Every line of the data that contains the string "name" must be copied.
========
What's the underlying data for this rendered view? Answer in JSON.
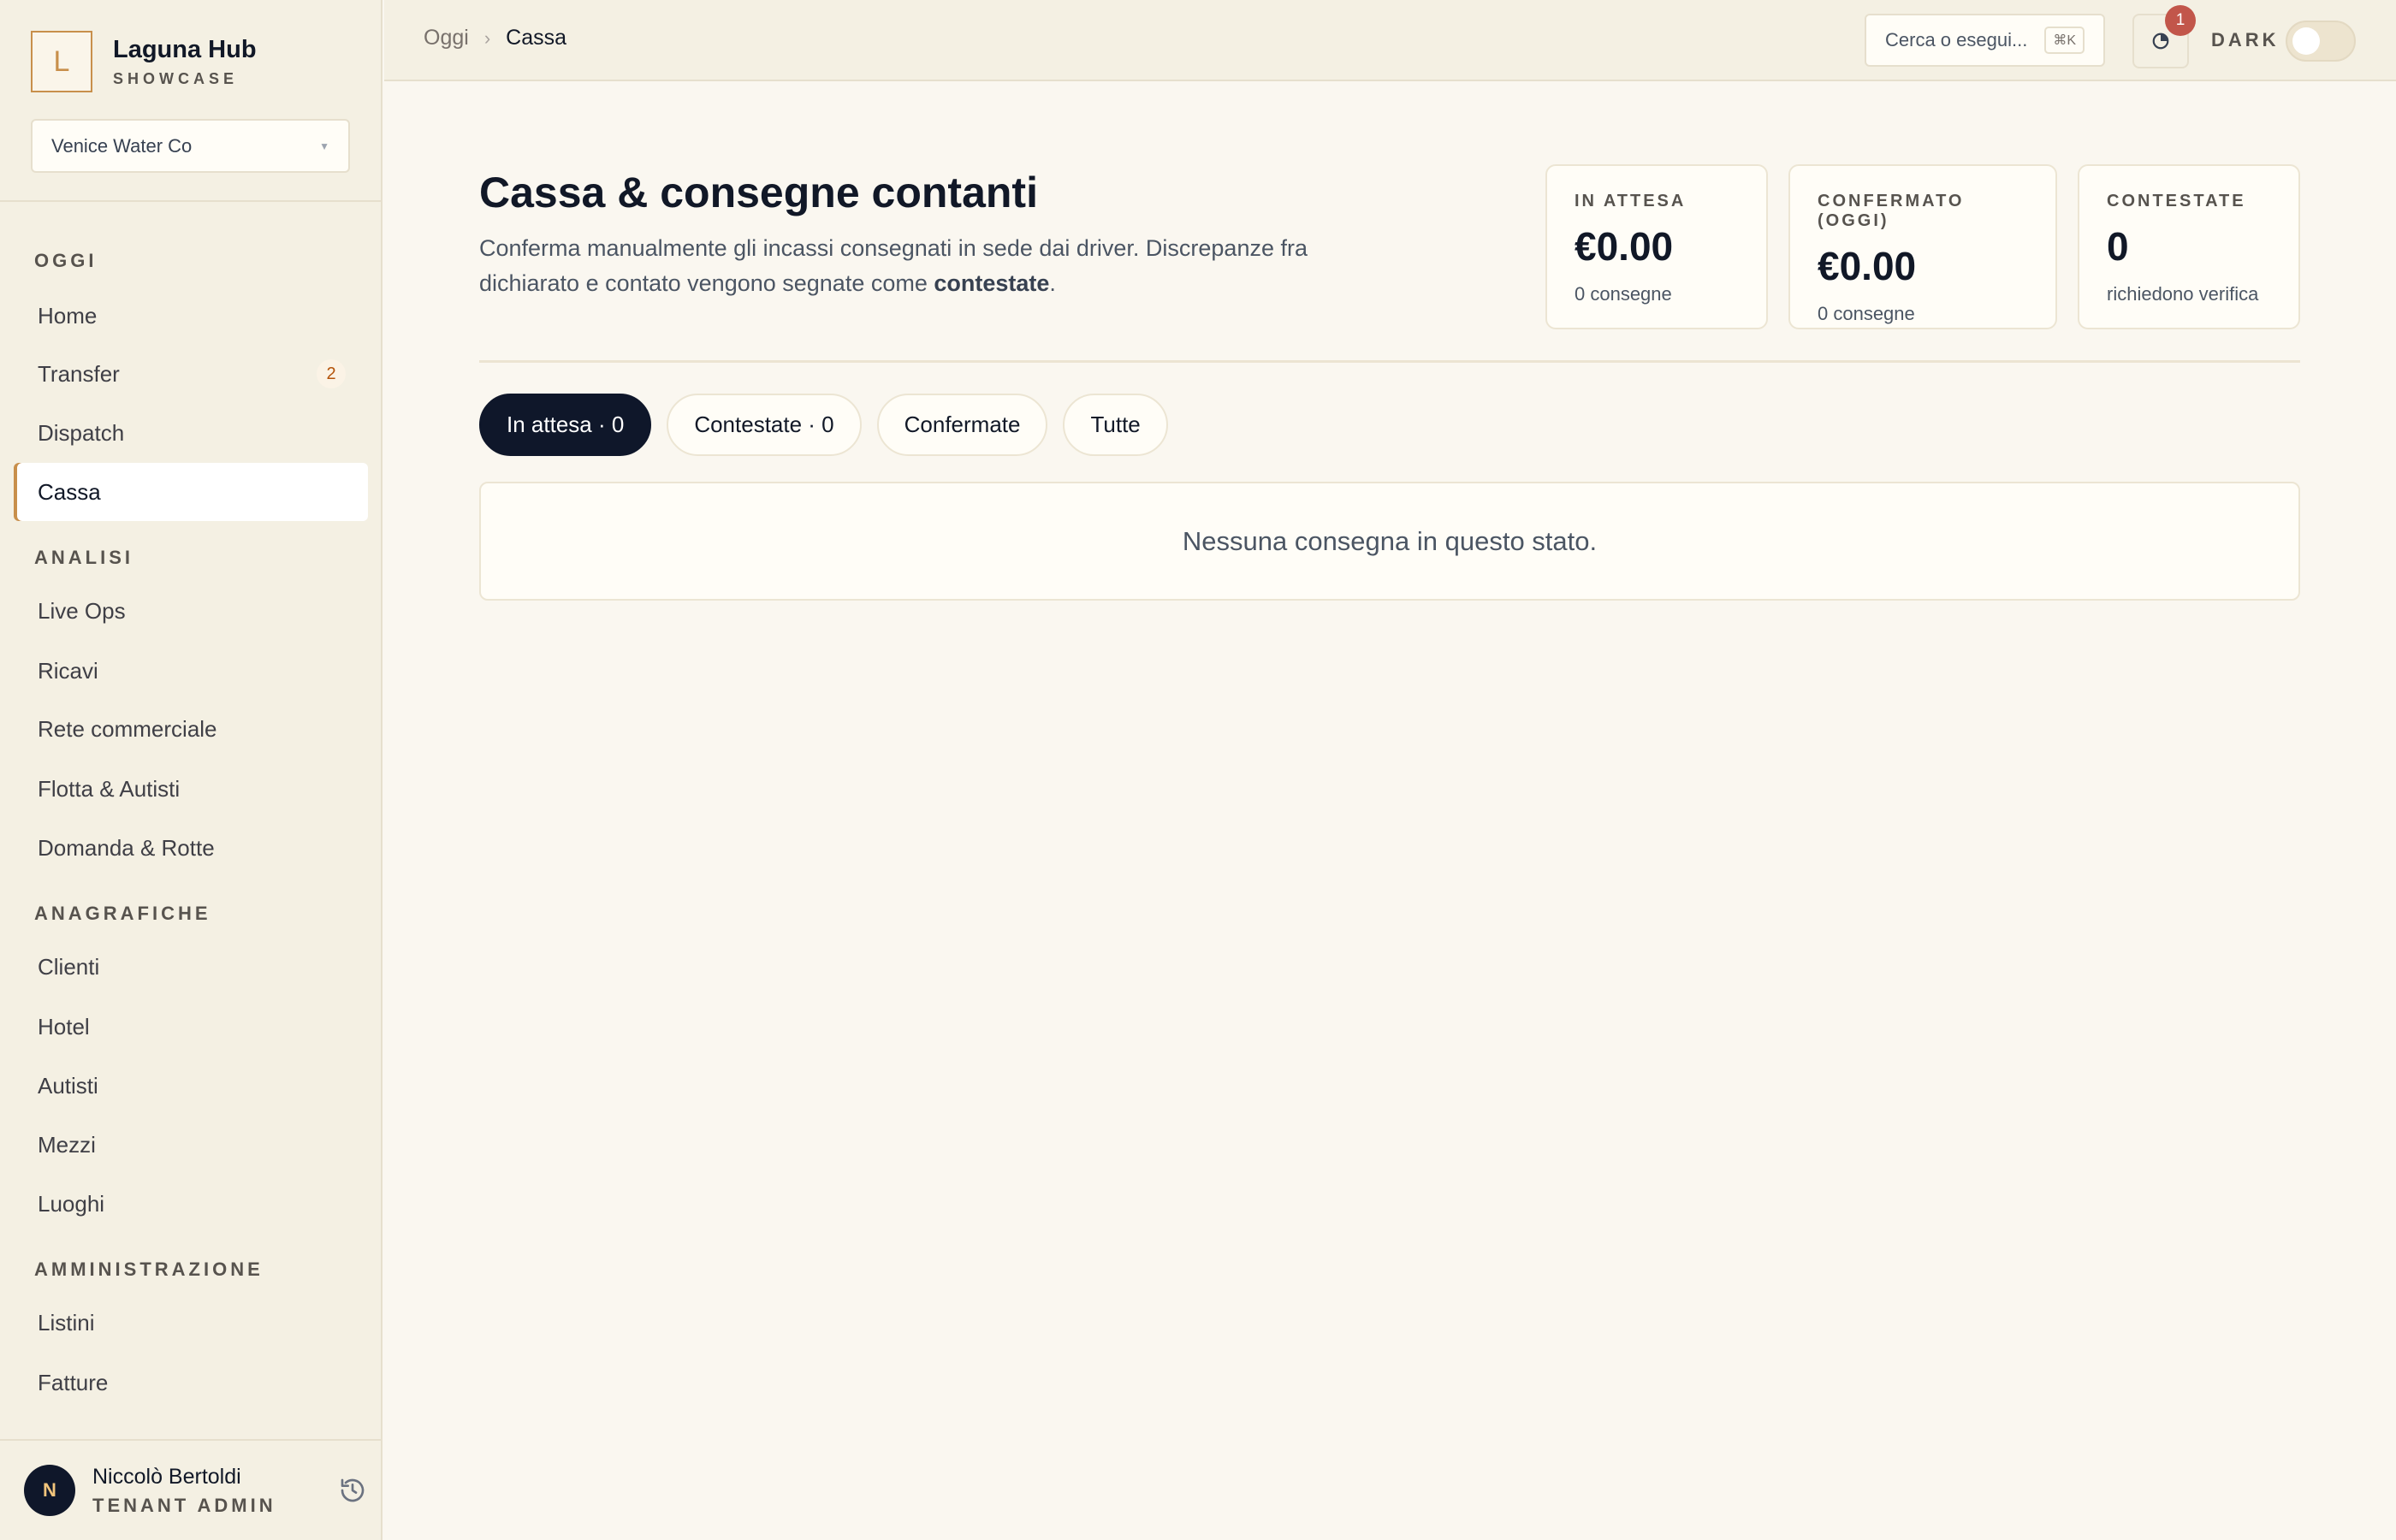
{
  "app": {
    "name": "Laguna Hub",
    "subtitle": "SHOWCASE",
    "logo_letter": "L",
    "accent_color": "#c88f4b"
  },
  "tenant": {
    "selected": "Venice Water Co"
  },
  "sidebar": {
    "sections": [
      {
        "title": "OGGI",
        "items": [
          {
            "label": "Home"
          },
          {
            "label": "Transfer",
            "badge": "2"
          },
          {
            "label": "Dispatch"
          },
          {
            "label": "Cassa",
            "active": true
          }
        ]
      },
      {
        "title": "ANALISI",
        "items": [
          {
            "label": "Live Ops"
          },
          {
            "label": "Ricavi"
          },
          {
            "label": "Rete commerciale"
          },
          {
            "label": "Flotta & Autisti"
          },
          {
            "label": "Domanda & Rotte"
          }
        ]
      },
      {
        "title": "ANAGRAFICHE",
        "items": [
          {
            "label": "Clienti"
          },
          {
            "label": "Hotel"
          },
          {
            "label": "Autisti"
          },
          {
            "label": "Mezzi"
          },
          {
            "label": "Luoghi"
          }
        ]
      },
      {
        "title": "AMMINISTRAZIONE",
        "items": [
          {
            "label": "Listini"
          },
          {
            "label": "Fatture"
          }
        ]
      }
    ]
  },
  "user": {
    "initial": "N",
    "name": "Niccolò Bertoldi",
    "role": "TENANT ADMIN"
  },
  "topbar": {
    "breadcrumb_parent": "Oggi",
    "breadcrumb_sep": "›",
    "breadcrumb_current": "Cassa",
    "search_placeholder": "Cerca o esegui...",
    "search_shortcut": "⌘K",
    "notification_count": "1",
    "dark_label": "DARK"
  },
  "page": {
    "title": "Cassa & consegne contanti",
    "description_before": "Conferma manualmente gli incassi consegnati in sede dai driver. Discrepanze fra dichiarato e contato vengono segnate come ",
    "description_bold": "contestate",
    "description_after": "."
  },
  "stats": [
    {
      "label": "IN ATTESA",
      "value": "€0.00",
      "sub": "0 consegne"
    },
    {
      "label": "CONFERMATO (OGGI)",
      "value": "€0.00",
      "sub": "0 consegne"
    },
    {
      "label": "CONTESTATE",
      "value": "0",
      "sub": "richiedono verifica"
    }
  ],
  "tabs": [
    {
      "label": "In attesa · 0",
      "active": true
    },
    {
      "label": "Contestate · 0"
    },
    {
      "label": "Confermate"
    },
    {
      "label": "Tutte"
    }
  ],
  "empty_state": "Nessuna consegna in questo stato."
}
========
Solution for this task:
    "name": "Laguna Hub",
    "name": "Niccolò Bertoldi",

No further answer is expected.